> Task instructions
Extract the full listing verbatim and drop any pictures from your copy.

> Dataset
|---|

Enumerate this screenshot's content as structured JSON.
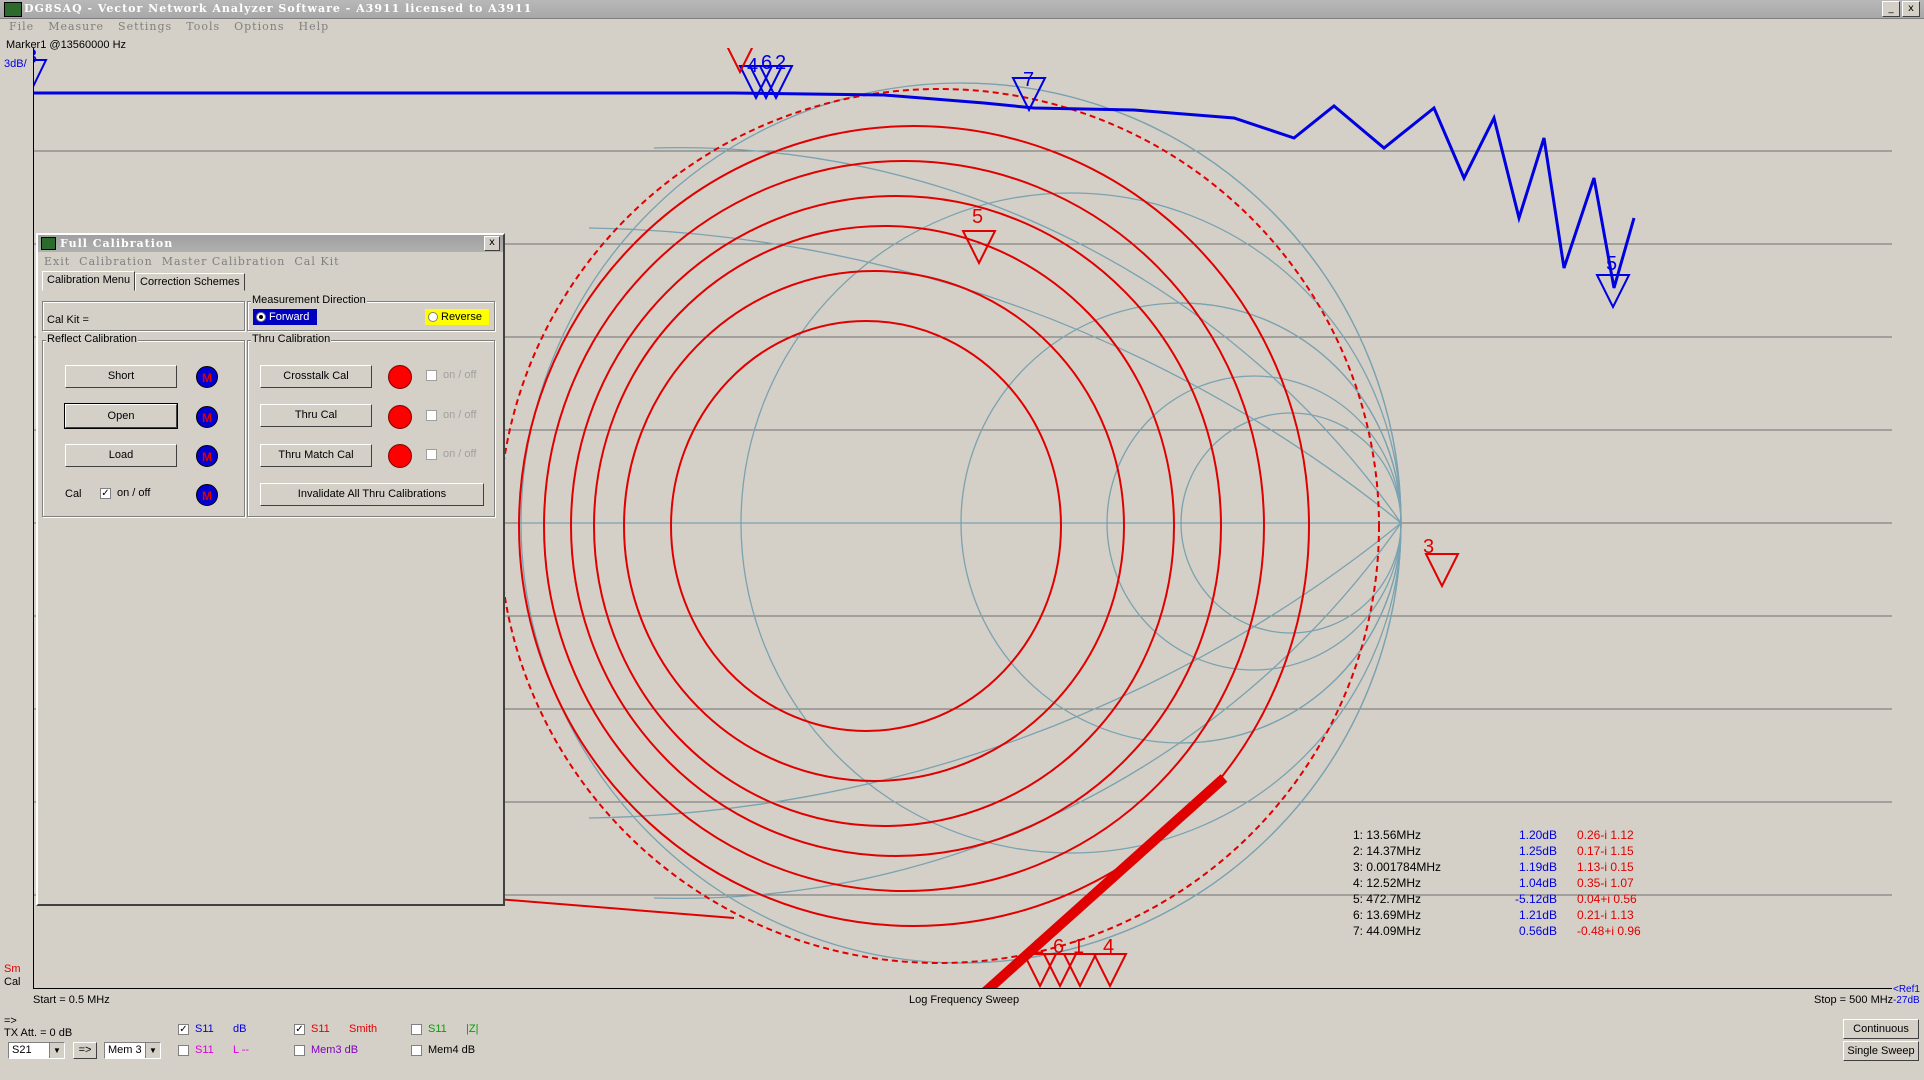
{
  "window": {
    "title": "DG8SAQ  -  Vector Network Analyzer Software  - A3911 licensed to A3911",
    "minimize_glyph": "_",
    "close_glyph": "x"
  },
  "menu": [
    "File",
    "Measure",
    "Settings",
    "Tools",
    "Options",
    "Help"
  ],
  "marker_info": "Marker1 @13560000 Hz",
  "scale_label": "3dB/",
  "trace_labels": {
    "sm": "Sm",
    "cal": "Cal"
  },
  "sweep": {
    "start": "Start = 0.5 MHz",
    "mode": "Log Frequency Sweep",
    "stop": "Stop = 500 MHz",
    "ref_line1": "<Ref1",
    "ref_line2": "-27dB"
  },
  "bottom_left": {
    "arrow": "=>",
    "tx_att": "TX Att.  = 0 dB",
    "port_select": "S21",
    "arrow_btn": "=>",
    "mem_select": "Mem 3"
  },
  "trace_checkboxes": [
    {
      "checked": "✓",
      "param": "S11",
      "format": "dB",
      "param_color": "#0000e0",
      "format_color": "#0000e0"
    },
    {
      "checked": "",
      "param": "S11",
      "format": "L --",
      "param_color": "#e000e0",
      "format_color": "#e000e0"
    },
    {
      "checked": "✓",
      "param": "S11",
      "format": "Smith",
      "param_color": "#e00000",
      "format_color": "#e00000"
    },
    {
      "checked": "",
      "param": "Mem3 dB",
      "format": "",
      "param_color": "#8000c0",
      "format_color": "#8000c0"
    },
    {
      "checked": "",
      "param": "S11",
      "format": "|Z|",
      "param_color": "#00a000",
      "format_color": "#00a000"
    },
    {
      "checked": "",
      "param": "Mem4 dB",
      "format": "",
      "param_color": "#000000",
      "format_color": "#000000"
    }
  ],
  "sweep_buttons": {
    "continuous": "Continuous",
    "single": "Single Sweep"
  },
  "markers": [
    {
      "freq": "1: 13.56MHz",
      "db": "1.20dB",
      "z": "0.26-i 1.12"
    },
    {
      "freq": "2: 14.37MHz",
      "db": "1.25dB",
      "z": "0.17-i 1.15"
    },
    {
      "freq": "3: 0.001784MHz",
      "db": "1.19dB",
      "z": "1.13-i 0.15"
    },
    {
      "freq": "4: 12.52MHz",
      "db": "1.04dB",
      "z": "0.35-i 1.07"
    },
    {
      "freq": "5: 472.7MHz",
      "db": "-5.12dB",
      "z": "0.04+i 0.56"
    },
    {
      "freq": "6: 13.69MHz",
      "db": "1.21dB",
      "z": "0.21-i 1.13"
    },
    {
      "freq": "7: 44.09MHz",
      "db": "0.56dB",
      "z": "-0.48+i 0.96"
    }
  ],
  "plot_marker_ids": [
    "3",
    "4",
    "6",
    "2",
    "7",
    "5",
    "3",
    "2",
    "6",
    "1",
    "4",
    "5"
  ],
  "dialog": {
    "title": "Full Calibration",
    "close_glyph": "x",
    "menu": [
      "Exit",
      "Calibration",
      "Master Calibration",
      "Cal Kit"
    ],
    "tabs": [
      "Calibration Menu",
      "Correction Schemes"
    ],
    "cal_kit_label": "Cal Kit =",
    "direction_group": "Measurement Direction",
    "forward": "Forward",
    "reverse": "Reverse",
    "reflect_group": "Reflect Calibration",
    "thru_group": "Thru Calibration",
    "short": "Short",
    "open": "Open",
    "load": "Load",
    "cal_label": "Cal",
    "on_off": "on / off",
    "m_glyph": "M",
    "crosstalk": "Crosstalk Cal",
    "thru": "Thru Cal",
    "thru_match": "Thru Match Cal",
    "invalidate": "Invalidate All Thru Calibrations",
    "cal_checked": "✓"
  }
}
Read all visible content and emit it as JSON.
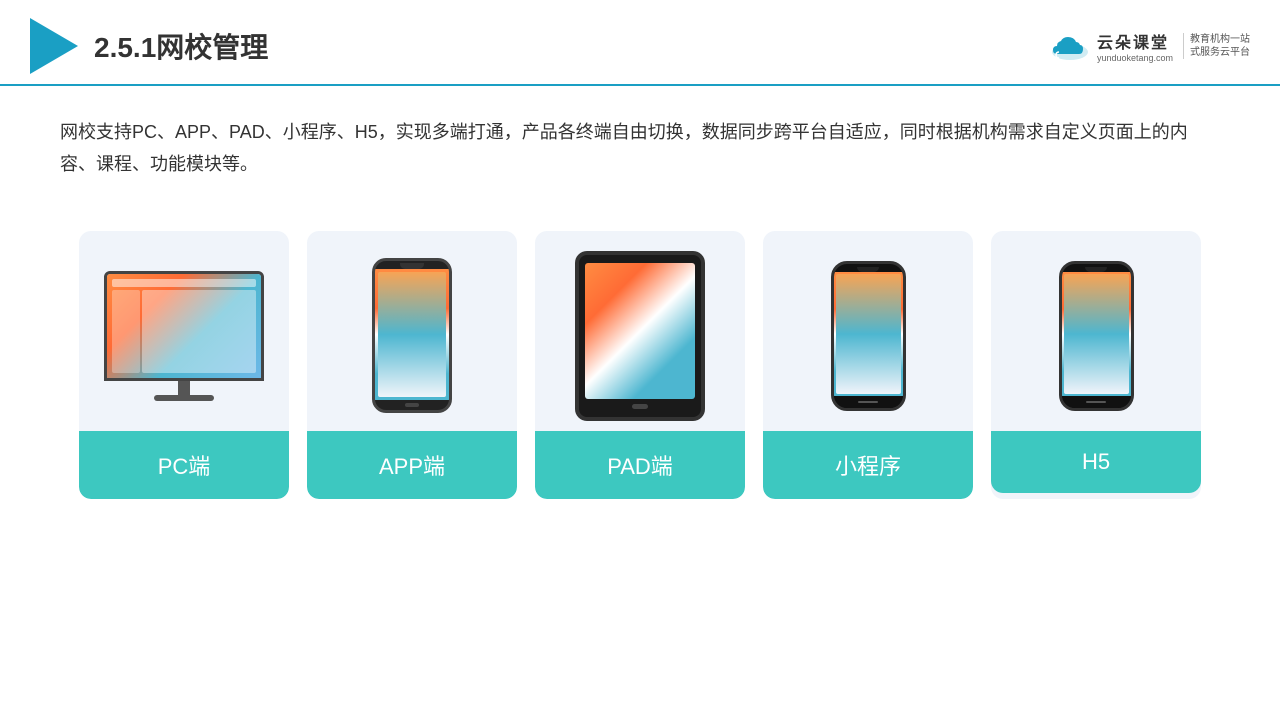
{
  "header": {
    "title": "2.5.1网校管理",
    "brand": {
      "name": "云朵课堂",
      "url": "yunduoketang.com",
      "slogan": "教育机构一站\n式服务云平台"
    }
  },
  "description": {
    "text": "网校支持PC、APP、PAD、小程序、H5，实现多端打通，产品各终端自由切换，数据同步跨平台自适应，同时根据机构需求自定义页面上的内容、课程、功能模块等。"
  },
  "cards": [
    {
      "id": "pc",
      "label": "PC端"
    },
    {
      "id": "app",
      "label": "APP端"
    },
    {
      "id": "pad",
      "label": "PAD端"
    },
    {
      "id": "miniapp",
      "label": "小程序"
    },
    {
      "id": "h5",
      "label": "H5"
    }
  ]
}
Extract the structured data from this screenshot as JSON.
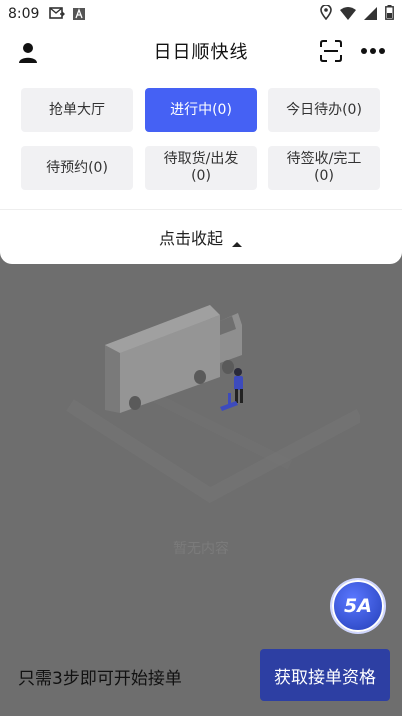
{
  "status_bar": {
    "time": "8:09"
  },
  "header": {
    "title": "日日顺快线"
  },
  "tabs": [
    {
      "label": "抢单大厅",
      "active": false
    },
    {
      "label": "进行中(0)",
      "active": true
    },
    {
      "label": "今日待办(0)",
      "active": false
    },
    {
      "label": "待预约(0)",
      "active": false
    },
    {
      "label": "待取货/出发\n(0)",
      "active": false
    },
    {
      "label": "待签收/完工\n(0)",
      "active": false
    }
  ],
  "collapse": {
    "label": "点击收起"
  },
  "empty_state": {
    "text": "暂无内容"
  },
  "badge": {
    "label": "5A"
  },
  "bottom_bar": {
    "hint": "只需3步即可开始接单",
    "button_label": "获取接单资格"
  },
  "colors": {
    "accent": "#4561f4",
    "button_dark": "#2d3fa3",
    "overlay": "#6e6e6e"
  }
}
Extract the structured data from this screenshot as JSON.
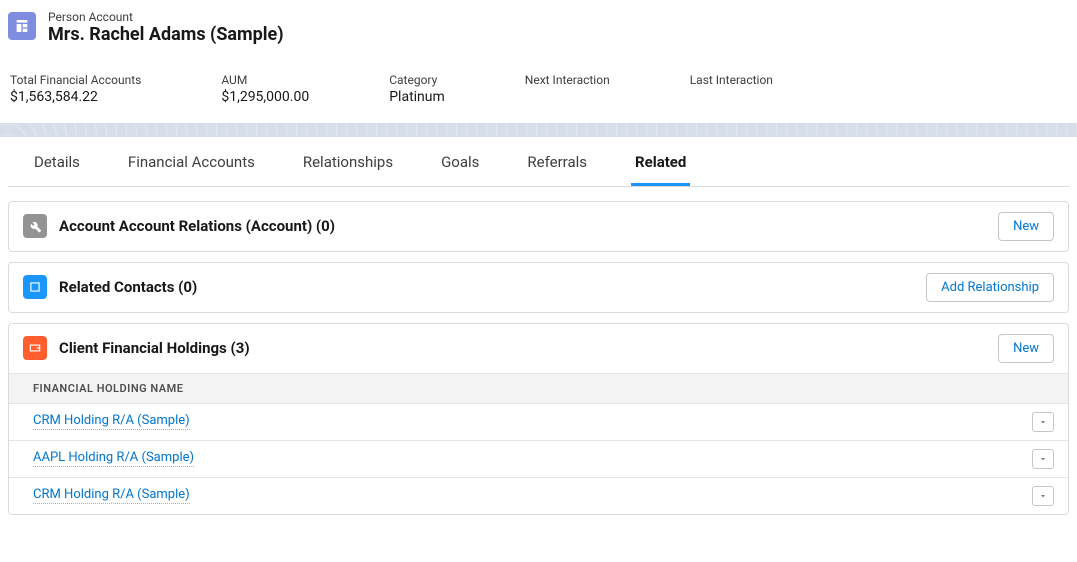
{
  "header": {
    "overline": "Person Account",
    "title": "Mrs. Rachel Adams (Sample)"
  },
  "metrics": [
    {
      "label": "Total Financial Accounts",
      "value": "$1,563,584.22"
    },
    {
      "label": "AUM",
      "value": "$1,295,000.00"
    },
    {
      "label": "Category",
      "value": "Platinum"
    },
    {
      "label": "Next Interaction",
      "value": ""
    },
    {
      "label": "Last Interaction",
      "value": ""
    }
  ],
  "tabs": [
    {
      "label": "Details",
      "active": false
    },
    {
      "label": "Financial Accounts",
      "active": false
    },
    {
      "label": "Relationships",
      "active": false
    },
    {
      "label": "Goals",
      "active": false
    },
    {
      "label": "Referrals",
      "active": false
    },
    {
      "label": "Related",
      "active": true
    }
  ],
  "cards": {
    "relations": {
      "title": "Account Account Relations (Account) (0)",
      "button": "New"
    },
    "contacts": {
      "title": "Related Contacts (0)",
      "button": "Add Relationship"
    },
    "holdings": {
      "title": "Client Financial Holdings (3)",
      "button": "New",
      "column_header": "FINANCIAL HOLDING NAME",
      "rows": [
        {
          "name": "CRM Holding R/A (Sample)"
        },
        {
          "name": "AAPL Holding R/A (Sample)"
        },
        {
          "name": "CRM Holding R/A (Sample)"
        }
      ]
    }
  }
}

|---|

> Response below
Enumerate this screenshot's content as structured JSON.
{
  "window": {
    "title": "DG8SAQ  -  Vector Network Analyzer Software  - A3911 licensed to A3911",
    "minimize_glyph": "_",
    "close_glyph": "x"
  },
  "menu": [
    "File",
    "Measure",
    "Settings",
    "Tools",
    "Options",
    "Help"
  ],
  "marker_info": "Marker1 @13560000 Hz",
  "scale_label": "3dB/",
  "trace_labels": {
    "sm": "Sm",
    "cal": "Cal"
  },
  "sweep": {
    "start": "Start = 0.5 MHz",
    "mode": "Log Frequency Sweep",
    "stop": "Stop = 500 MHz",
    "ref_line1": "<Ref1",
    "ref_line2": "-27dB"
  },
  "bottom_left": {
    "arrow": "=>",
    "tx_att": "TX Att.  = 0 dB",
    "port_select": "S21",
    "arrow_btn": "=>",
    "mem_select": "Mem 3"
  },
  "trace_checkboxes": [
    {
      "checked": "✓",
      "param": "S11",
      "format": "dB",
      "param_color": "#0000e0",
      "format_color": "#0000e0"
    },
    {
      "checked": "",
      "param": "S11",
      "format": "L --",
      "param_color": "#e000e0",
      "format_color": "#e000e0"
    },
    {
      "checked": "✓",
      "param": "S11",
      "format": "Smith",
      "param_color": "#e00000",
      "format_color": "#e00000"
    },
    {
      "checked": "",
      "param": "Mem3 dB",
      "format": "",
      "param_color": "#8000c0",
      "format_color": "#8000c0"
    },
    {
      "checked": "",
      "param": "S11",
      "format": "|Z|",
      "param_color": "#00a000",
      "format_color": "#00a000"
    },
    {
      "checked": "",
      "param": "Mem4 dB",
      "format": "",
      "param_color": "#000000",
      "format_color": "#000000"
    }
  ],
  "sweep_buttons": {
    "continuous": "Continuous",
    "single": "Single Sweep"
  },
  "markers": [
    {
      "freq": "1: 13.56MHz",
      "db": "1.20dB",
      "z": "0.26-i 1.12"
    },
    {
      "freq": "2: 14.37MHz",
      "db": "1.25dB",
      "z": "0.17-i 1.15"
    },
    {
      "freq": "3: 0.001784MHz",
      "db": "1.19dB",
      "z": "1.13-i 0.15"
    },
    {
      "freq": "4: 12.52MHz",
      "db": "1.04dB",
      "z": "0.35-i 1.07"
    },
    {
      "freq": "5: 472.7MHz",
      "db": "-5.12dB",
      "z": "0.04+i 0.56"
    },
    {
      "freq": "6: 13.69MHz",
      "db": "1.21dB",
      "z": "0.21-i 1.13"
    },
    {
      "freq": "7: 44.09MHz",
      "db": "0.56dB",
      "z": "-0.48+i 0.96"
    }
  ],
  "plot_marker_ids": [
    "3",
    "4",
    "6",
    "2",
    "7",
    "5",
    "3",
    "2",
    "6",
    "1",
    "4",
    "5"
  ],
  "dialog": {
    "title": "Full Calibration",
    "close_glyph": "x",
    "menu": [
      "Exit",
      "Calibration",
      "Master Calibration",
      "Cal Kit"
    ],
    "tabs": [
      "Calibration Menu",
      "Correction Schemes"
    ],
    "cal_kit_label": "Cal Kit =",
    "direction_group": "Measurement Direction",
    "forward": "Forward",
    "reverse": "Reverse",
    "reflect_group": "Reflect Calibration",
    "thru_group": "Thru Calibration",
    "short": "Short",
    "open": "Open",
    "load": "Load",
    "cal_label": "Cal",
    "on_off": "on / off",
    "m_glyph": "M",
    "crosstalk": "Crosstalk Cal",
    "thru": "Thru Cal",
    "thru_match": "Thru Match Cal",
    "invalidate": "Invalidate All Thru Calibrations",
    "cal_checked": "✓"
  }
}
Read all visible content and emit it as JSON.
{
  "header": {
    "title": "2.5.1网校管理",
    "brand": {
      "name": "云朵课堂",
      "url": "yunduoketang.com",
      "slogan": "教育机构一站\n式服务云平台"
    }
  },
  "description": {
    "text": "网校支持PC、APP、PAD、小程序、H5，实现多端打通，产品各终端自由切换，数据同步跨平台自适应，同时根据机构需求自定义页面上的内容、课程、功能模块等。"
  },
  "cards": [
    {
      "id": "pc",
      "label": "PC端"
    },
    {
      "id": "app",
      "label": "APP端"
    },
    {
      "id": "pad",
      "label": "PAD端"
    },
    {
      "id": "miniapp",
      "label": "小程序"
    },
    {
      "id": "h5",
      "label": "H5"
    }
  ]
}
Extract the structured data from this screenshot as JSON.
{
  "status_bar": {
    "time": "8:09"
  },
  "header": {
    "title": "日日顺快线"
  },
  "tabs": [
    {
      "label": "抢单大厅",
      "active": false
    },
    {
      "label": "进行中(0)",
      "active": true
    },
    {
      "label": "今日待办(0)",
      "active": false
    },
    {
      "label": "待预约(0)",
      "active": false
    },
    {
      "label": "待取货/出发\n(0)",
      "active": false
    },
    {
      "label": "待签收/完工\n(0)",
      "active": false
    }
  ],
  "collapse": {
    "label": "点击收起"
  },
  "empty_state": {
    "text": "暂无内容"
  },
  "badge": {
    "label": "5A"
  },
  "bottom_bar": {
    "hint": "只需3步即可开始接单",
    "button_label": "获取接单资格"
  },
  "colors": {
    "accent": "#4561f4",
    "button_dark": "#2d3fa3",
    "overlay": "#6e6e6e"
  }
}
Extract the structured data from this screenshot as JSON.
{
  "header": {
    "overline": "Person Account",
    "title": "Mrs. Rachel Adams (Sample)"
  },
  "metrics": [
    {
      "label": "Total Financial Accounts",
      "value": "$1,563,584.22"
    },
    {
      "label": "AUM",
      "value": "$1,295,000.00"
    },
    {
      "label": "Category",
      "value": "Platinum"
    },
    {
      "label": "Next Interaction",
      "value": ""
    },
    {
      "label": "Last Interaction",
      "value": ""
    }
  ],
  "tabs": [
    {
      "label": "Details",
      "active": false
    },
    {
      "label": "Financial Accounts",
      "active": false
    },
    {
      "label": "Relationships",
      "active": false
    },
    {
      "label": "Goals",
      "active": false
    },
    {
      "label": "Referrals",
      "active": false
    },
    {
      "label": "Related",
      "active": true
    }
  ],
  "cards": {
    "relations": {
      "title": "Account Account Relations (Account) (0)",
      "button": "New"
    },
    "contacts": {
      "title": "Related Contacts (0)",
      "button": "Add Relationship"
    },
    "holdings": {
      "title": "Client Financial Holdings (3)",
      "button": "New",
      "column_header": "FINANCIAL HOLDING NAME",
      "rows": [
        {
          "name": "CRM Holding R/A (Sample)"
        },
        {
          "name": "AAPL Holding R/A (Sample)"
        },
        {
          "name": "CRM Holding R/A (Sample)"
        }
      ]
    }
  }
}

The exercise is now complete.